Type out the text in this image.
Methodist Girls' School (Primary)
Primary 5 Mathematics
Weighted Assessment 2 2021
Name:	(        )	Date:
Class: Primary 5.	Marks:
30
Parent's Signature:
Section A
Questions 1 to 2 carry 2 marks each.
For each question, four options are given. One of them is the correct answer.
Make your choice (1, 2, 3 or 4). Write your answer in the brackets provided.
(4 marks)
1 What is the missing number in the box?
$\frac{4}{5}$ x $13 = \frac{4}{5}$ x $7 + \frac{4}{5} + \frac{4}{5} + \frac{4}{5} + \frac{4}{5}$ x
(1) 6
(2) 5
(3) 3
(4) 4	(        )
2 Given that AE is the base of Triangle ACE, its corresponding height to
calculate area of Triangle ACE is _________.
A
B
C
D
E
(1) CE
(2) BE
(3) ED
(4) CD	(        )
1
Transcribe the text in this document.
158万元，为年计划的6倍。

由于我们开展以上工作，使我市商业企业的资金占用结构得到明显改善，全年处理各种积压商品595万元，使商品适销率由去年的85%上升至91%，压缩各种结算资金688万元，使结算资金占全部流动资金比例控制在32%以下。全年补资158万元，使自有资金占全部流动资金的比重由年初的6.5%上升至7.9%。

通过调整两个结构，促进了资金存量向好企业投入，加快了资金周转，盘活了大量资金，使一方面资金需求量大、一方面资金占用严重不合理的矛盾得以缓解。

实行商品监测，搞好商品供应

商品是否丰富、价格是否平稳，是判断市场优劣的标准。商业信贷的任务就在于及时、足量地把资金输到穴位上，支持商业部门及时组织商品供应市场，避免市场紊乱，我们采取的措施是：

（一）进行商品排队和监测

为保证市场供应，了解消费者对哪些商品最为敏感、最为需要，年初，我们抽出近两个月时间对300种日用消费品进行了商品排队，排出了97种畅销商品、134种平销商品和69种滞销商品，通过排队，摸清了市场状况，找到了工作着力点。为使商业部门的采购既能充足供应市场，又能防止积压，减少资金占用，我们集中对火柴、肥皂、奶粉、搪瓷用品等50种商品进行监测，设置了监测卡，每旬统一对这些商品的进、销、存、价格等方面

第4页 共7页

● Exercise description: Identify the lines above with the word "this". Copy them.

● Exercise solution:
Type out the text in this image.
Transcribe the text in this document.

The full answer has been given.